AIM OF THE TASK: Using the material below, copy every line where "Vertragshändler" appears.

SOURCE RECORDS:
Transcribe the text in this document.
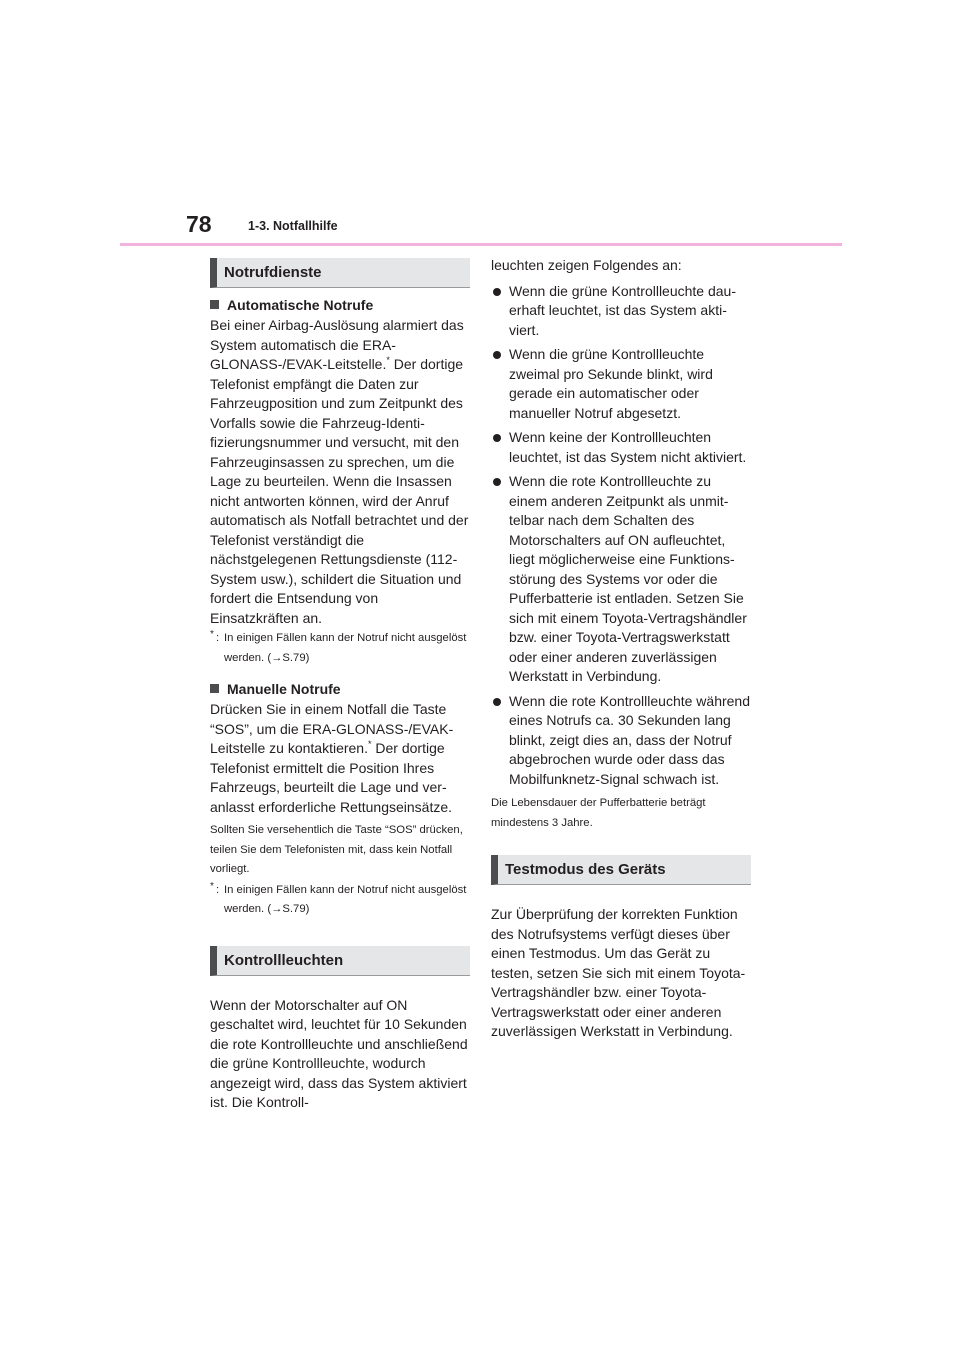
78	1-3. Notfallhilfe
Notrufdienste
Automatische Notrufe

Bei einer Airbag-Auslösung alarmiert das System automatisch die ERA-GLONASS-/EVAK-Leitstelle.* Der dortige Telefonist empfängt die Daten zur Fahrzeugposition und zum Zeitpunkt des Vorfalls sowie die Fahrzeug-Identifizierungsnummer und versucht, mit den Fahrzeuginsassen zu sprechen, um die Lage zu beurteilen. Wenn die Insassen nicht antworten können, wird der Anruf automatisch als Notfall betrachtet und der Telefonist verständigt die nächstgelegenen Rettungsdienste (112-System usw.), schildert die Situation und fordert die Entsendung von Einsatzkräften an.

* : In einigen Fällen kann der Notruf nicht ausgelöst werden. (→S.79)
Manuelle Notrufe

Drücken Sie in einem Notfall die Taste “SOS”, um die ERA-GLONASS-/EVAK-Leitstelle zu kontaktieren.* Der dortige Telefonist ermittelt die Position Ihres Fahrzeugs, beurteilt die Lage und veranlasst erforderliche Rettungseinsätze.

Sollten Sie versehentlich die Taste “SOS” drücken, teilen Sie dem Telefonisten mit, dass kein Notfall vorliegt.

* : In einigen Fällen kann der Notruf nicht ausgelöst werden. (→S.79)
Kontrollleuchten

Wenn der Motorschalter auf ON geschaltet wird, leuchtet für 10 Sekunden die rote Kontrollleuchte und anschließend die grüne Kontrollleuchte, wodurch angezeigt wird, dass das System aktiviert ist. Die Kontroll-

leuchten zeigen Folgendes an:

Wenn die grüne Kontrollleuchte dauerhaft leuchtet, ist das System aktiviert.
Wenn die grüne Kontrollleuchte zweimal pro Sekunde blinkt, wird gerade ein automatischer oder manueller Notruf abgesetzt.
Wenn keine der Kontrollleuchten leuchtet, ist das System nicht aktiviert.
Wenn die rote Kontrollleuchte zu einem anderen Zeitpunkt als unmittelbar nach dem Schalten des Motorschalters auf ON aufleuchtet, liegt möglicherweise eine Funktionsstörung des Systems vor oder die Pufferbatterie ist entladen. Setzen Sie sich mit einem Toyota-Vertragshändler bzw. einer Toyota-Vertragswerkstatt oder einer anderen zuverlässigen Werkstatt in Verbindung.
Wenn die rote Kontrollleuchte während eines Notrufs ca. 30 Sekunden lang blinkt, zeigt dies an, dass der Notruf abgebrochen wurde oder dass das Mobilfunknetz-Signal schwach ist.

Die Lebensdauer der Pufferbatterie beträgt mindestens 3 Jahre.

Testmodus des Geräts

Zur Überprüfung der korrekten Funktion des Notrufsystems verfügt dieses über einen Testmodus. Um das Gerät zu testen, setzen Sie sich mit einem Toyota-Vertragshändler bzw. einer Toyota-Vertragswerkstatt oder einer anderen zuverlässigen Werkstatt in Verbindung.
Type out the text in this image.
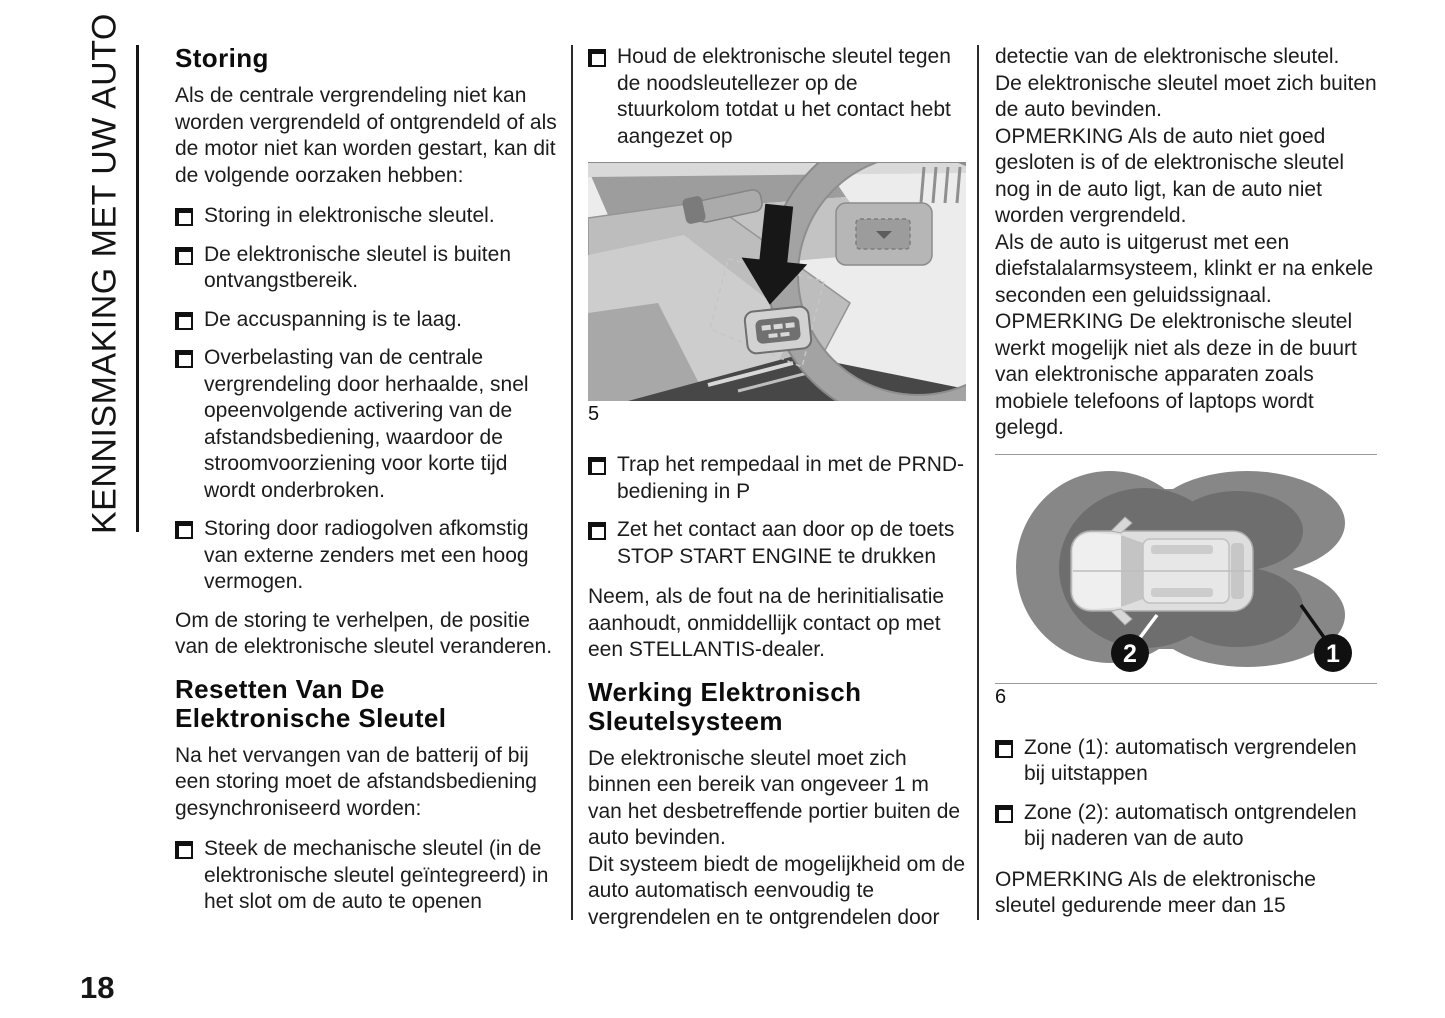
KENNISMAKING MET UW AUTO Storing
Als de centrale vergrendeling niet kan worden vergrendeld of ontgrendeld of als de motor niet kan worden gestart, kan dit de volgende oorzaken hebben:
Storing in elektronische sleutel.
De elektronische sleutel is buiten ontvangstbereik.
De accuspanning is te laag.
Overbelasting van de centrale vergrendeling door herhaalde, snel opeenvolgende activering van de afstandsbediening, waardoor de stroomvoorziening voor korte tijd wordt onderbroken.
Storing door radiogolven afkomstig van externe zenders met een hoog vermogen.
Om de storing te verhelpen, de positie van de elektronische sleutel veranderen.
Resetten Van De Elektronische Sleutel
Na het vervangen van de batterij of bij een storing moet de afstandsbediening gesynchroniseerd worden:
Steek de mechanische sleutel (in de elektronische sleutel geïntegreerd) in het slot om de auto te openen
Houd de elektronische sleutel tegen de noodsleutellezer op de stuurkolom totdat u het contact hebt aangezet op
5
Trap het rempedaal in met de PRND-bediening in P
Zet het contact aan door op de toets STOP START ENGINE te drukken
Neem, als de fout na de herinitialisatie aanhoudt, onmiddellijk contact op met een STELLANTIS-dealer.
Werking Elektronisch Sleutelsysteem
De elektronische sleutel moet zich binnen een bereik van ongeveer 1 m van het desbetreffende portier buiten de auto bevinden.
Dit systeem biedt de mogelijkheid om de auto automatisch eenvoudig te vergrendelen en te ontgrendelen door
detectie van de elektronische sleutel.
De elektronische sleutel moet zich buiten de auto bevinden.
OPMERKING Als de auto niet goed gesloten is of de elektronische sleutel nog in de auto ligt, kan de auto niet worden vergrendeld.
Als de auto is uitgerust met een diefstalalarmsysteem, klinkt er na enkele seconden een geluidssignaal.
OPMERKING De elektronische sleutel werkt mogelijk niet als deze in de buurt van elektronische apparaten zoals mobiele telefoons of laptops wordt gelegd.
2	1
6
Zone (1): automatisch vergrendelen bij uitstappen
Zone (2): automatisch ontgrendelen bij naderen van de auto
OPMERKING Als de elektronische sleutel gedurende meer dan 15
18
==
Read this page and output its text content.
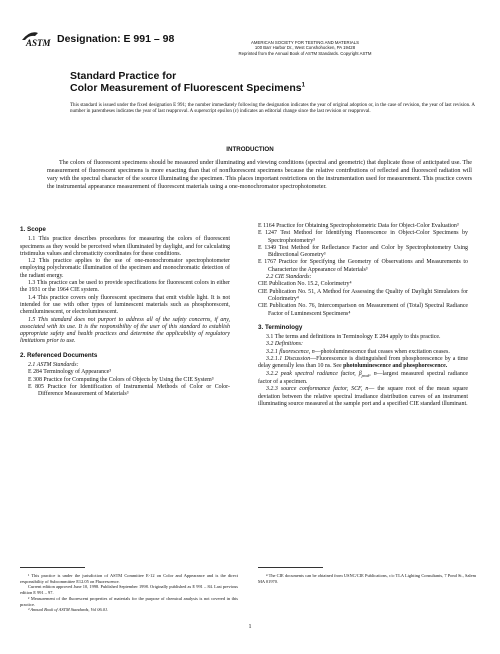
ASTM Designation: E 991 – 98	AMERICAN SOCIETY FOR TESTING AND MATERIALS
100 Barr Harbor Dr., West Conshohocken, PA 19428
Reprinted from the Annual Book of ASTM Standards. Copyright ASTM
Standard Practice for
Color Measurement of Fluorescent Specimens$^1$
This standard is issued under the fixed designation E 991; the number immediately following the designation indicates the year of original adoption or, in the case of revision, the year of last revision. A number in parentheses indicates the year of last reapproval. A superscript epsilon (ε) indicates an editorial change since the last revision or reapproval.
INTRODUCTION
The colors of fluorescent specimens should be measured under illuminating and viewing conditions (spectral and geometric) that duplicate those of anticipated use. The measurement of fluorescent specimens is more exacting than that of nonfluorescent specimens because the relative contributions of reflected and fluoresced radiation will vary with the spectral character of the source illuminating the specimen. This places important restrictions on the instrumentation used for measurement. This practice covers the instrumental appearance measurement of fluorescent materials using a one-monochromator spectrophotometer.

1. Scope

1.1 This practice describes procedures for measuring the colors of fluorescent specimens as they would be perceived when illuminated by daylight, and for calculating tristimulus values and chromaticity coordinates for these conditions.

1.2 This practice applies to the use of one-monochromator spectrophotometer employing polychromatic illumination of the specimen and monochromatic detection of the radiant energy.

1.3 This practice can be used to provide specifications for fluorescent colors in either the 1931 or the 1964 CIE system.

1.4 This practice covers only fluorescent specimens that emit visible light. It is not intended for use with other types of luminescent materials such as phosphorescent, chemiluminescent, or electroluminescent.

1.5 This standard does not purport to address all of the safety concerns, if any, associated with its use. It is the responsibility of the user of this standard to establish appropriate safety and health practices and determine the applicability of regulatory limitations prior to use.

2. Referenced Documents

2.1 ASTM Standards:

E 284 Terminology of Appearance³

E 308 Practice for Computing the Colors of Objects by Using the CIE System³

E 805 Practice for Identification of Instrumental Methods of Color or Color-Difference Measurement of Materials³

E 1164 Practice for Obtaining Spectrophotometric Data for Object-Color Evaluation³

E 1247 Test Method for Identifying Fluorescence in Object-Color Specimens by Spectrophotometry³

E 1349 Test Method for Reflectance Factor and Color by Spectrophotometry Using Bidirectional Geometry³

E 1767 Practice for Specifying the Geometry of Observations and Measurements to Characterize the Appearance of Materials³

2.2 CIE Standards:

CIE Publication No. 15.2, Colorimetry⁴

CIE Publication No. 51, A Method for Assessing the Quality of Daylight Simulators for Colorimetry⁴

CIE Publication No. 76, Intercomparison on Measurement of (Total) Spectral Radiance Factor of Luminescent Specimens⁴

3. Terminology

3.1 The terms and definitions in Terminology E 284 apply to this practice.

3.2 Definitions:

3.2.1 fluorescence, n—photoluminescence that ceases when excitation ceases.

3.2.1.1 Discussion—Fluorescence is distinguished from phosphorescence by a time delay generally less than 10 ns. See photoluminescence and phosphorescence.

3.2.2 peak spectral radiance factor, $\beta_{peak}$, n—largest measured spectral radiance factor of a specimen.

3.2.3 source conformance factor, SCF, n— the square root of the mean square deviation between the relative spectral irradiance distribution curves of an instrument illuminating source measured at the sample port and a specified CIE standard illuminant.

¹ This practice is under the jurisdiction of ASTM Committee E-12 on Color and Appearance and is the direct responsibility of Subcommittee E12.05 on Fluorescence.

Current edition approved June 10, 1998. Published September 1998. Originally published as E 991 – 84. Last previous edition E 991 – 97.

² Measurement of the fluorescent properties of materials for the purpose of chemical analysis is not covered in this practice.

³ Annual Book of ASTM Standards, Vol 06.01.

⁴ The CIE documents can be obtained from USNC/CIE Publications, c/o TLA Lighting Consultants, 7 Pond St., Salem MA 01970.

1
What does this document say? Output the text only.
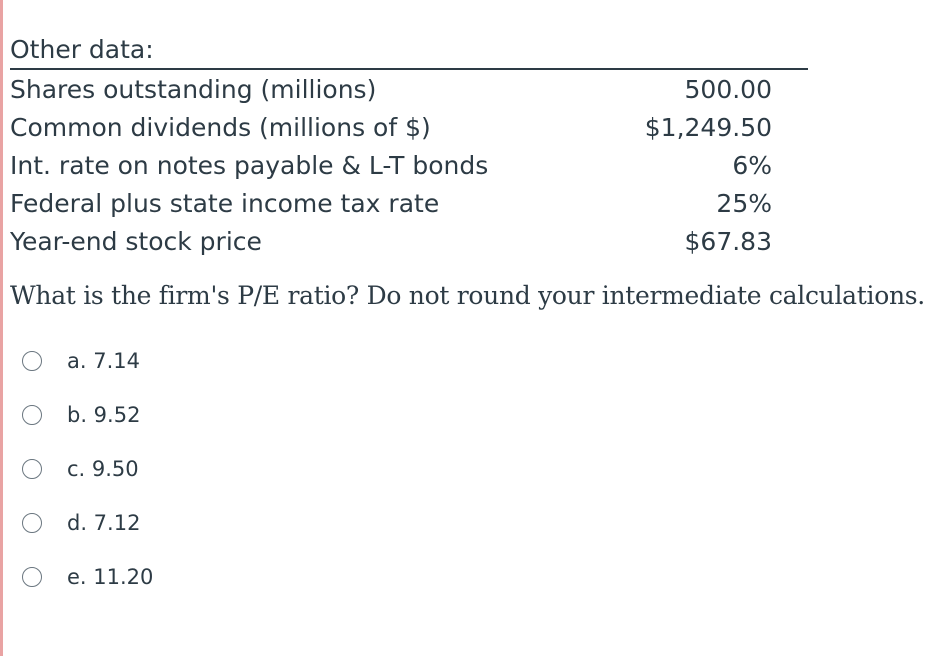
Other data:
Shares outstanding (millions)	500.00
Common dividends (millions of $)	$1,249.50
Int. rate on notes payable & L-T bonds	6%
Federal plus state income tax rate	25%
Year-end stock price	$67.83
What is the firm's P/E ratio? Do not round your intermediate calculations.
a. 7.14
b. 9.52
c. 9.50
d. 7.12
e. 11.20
--
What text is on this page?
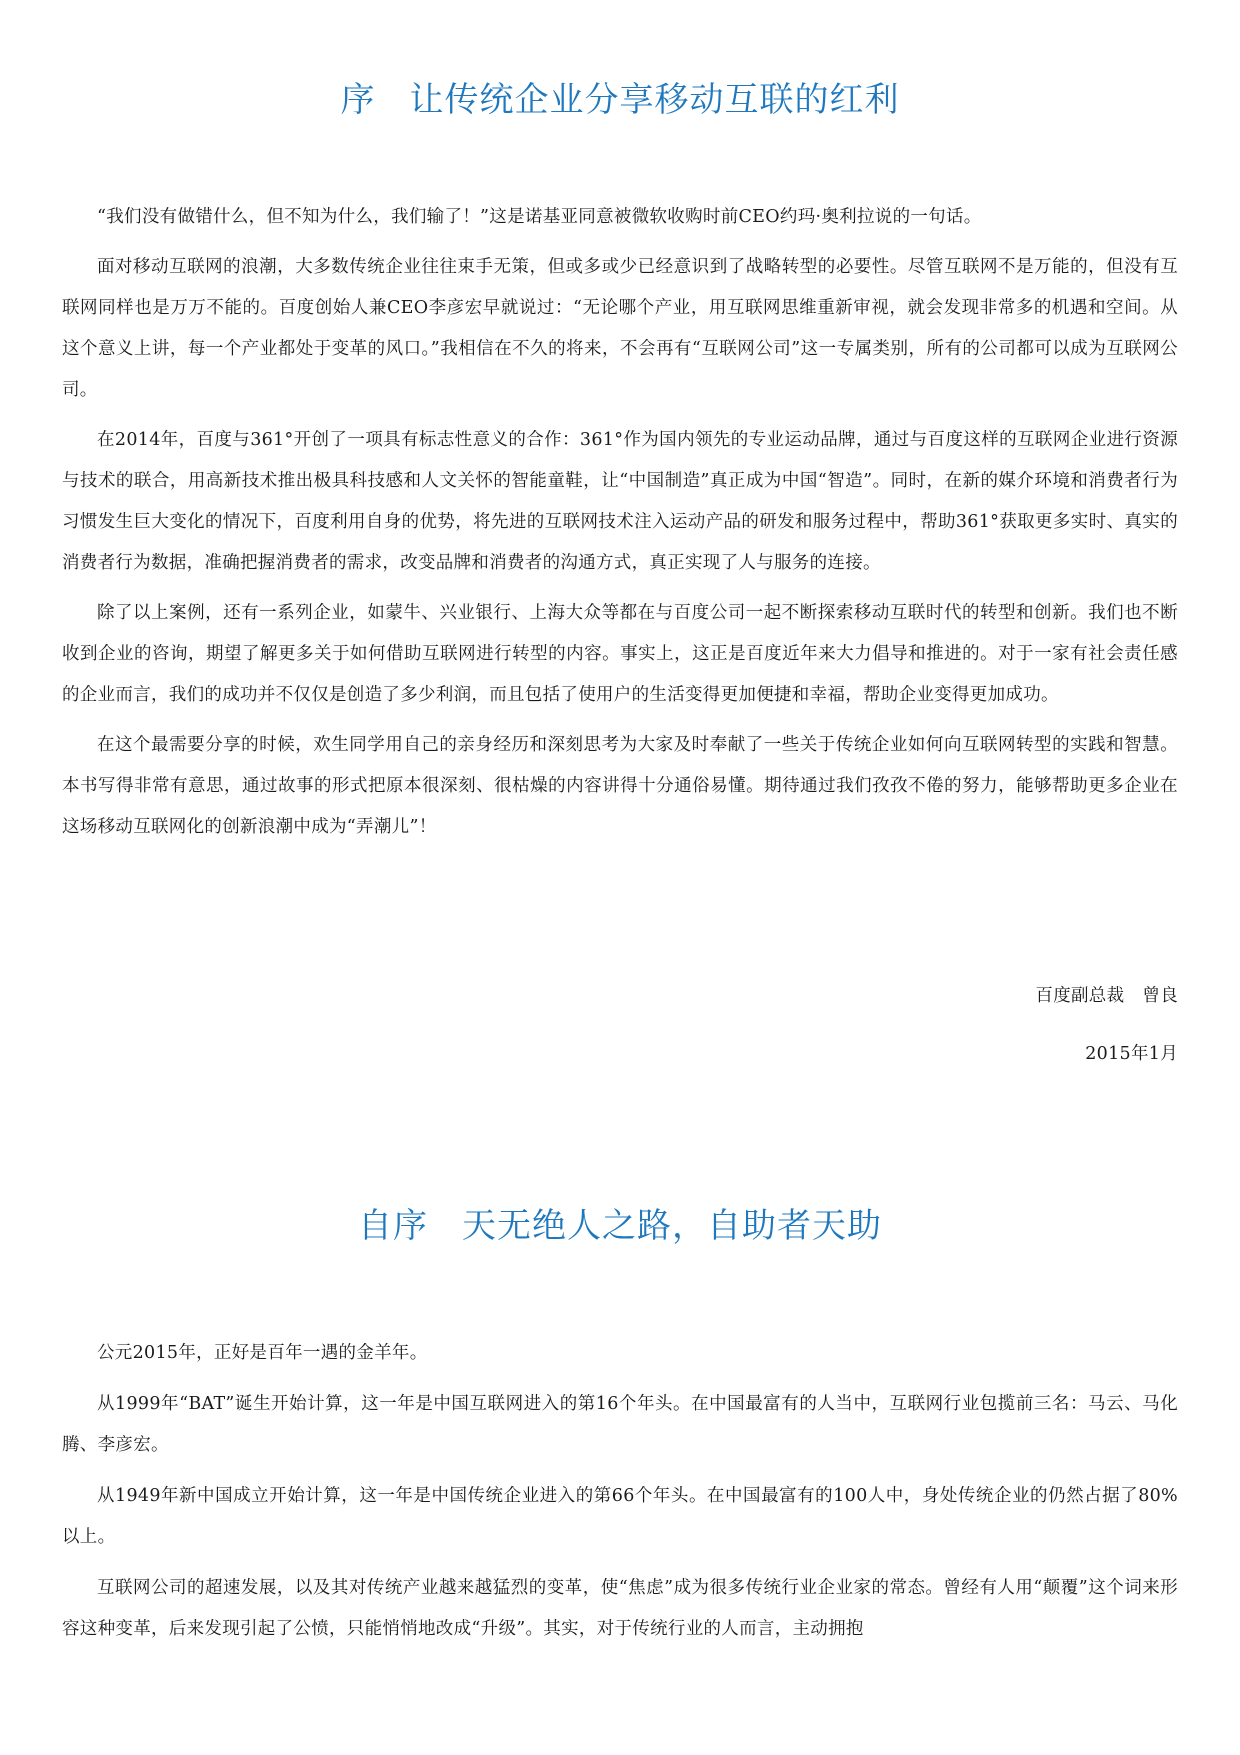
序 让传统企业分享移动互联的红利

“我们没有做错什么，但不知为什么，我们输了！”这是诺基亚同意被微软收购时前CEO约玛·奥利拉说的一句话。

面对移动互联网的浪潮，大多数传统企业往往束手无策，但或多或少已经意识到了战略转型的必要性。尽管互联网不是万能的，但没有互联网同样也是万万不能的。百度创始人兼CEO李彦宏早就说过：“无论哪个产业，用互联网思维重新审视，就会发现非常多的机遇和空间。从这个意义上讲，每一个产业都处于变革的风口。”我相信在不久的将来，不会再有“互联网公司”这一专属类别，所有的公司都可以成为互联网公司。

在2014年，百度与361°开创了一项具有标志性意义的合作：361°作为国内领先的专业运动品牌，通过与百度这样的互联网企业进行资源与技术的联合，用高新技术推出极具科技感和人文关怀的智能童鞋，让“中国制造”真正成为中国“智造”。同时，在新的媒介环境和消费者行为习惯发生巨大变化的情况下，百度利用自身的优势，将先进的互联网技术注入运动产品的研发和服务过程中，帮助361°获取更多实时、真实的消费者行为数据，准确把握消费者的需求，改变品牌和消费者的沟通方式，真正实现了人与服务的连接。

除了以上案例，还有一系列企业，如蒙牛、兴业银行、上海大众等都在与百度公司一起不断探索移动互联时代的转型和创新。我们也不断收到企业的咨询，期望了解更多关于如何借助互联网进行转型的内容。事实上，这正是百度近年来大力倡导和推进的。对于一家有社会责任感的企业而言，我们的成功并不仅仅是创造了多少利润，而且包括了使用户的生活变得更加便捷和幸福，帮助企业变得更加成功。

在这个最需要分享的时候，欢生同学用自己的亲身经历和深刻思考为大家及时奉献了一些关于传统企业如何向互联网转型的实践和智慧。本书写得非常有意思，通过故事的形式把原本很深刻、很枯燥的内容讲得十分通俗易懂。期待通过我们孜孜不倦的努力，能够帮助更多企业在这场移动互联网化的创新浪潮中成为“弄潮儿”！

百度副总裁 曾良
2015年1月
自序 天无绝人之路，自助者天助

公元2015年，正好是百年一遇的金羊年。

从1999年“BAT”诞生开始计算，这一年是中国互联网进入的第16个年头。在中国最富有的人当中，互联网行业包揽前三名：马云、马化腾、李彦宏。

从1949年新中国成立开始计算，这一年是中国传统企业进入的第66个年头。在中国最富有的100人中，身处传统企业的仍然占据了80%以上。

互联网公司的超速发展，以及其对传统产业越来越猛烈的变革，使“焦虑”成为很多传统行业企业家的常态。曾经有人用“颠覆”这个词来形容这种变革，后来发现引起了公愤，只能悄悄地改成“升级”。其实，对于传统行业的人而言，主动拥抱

RESULT OF THIS TASK:
Wenn die rote Kontrollleuchte zu einem anderen Zeitpunkt als unmittelbar nach dem Schalten des Motorschalters auf ON aufleuchtet, liegt möglicherweise eine Funktionsstörung des Systems vor oder die Pufferbatterie ist entladen. Setzen Sie sich mit einem Toyota-Vertragshändler bzw. einer Toyota-Vertragswerkstatt oder einer anderen zuverlässigen Werkstatt in Verbindung.
Zur Überprüfung der korrekten Funktion des Notrufsystems verfügt dieses über einen Testmodus. Um das Gerät zu testen, setzen Sie sich mit einem Toyota-Vertragshändler bzw. einer Toyota-Vertragswerkstatt oder einer anderen zuverlässigen Werkstatt in Verbindung.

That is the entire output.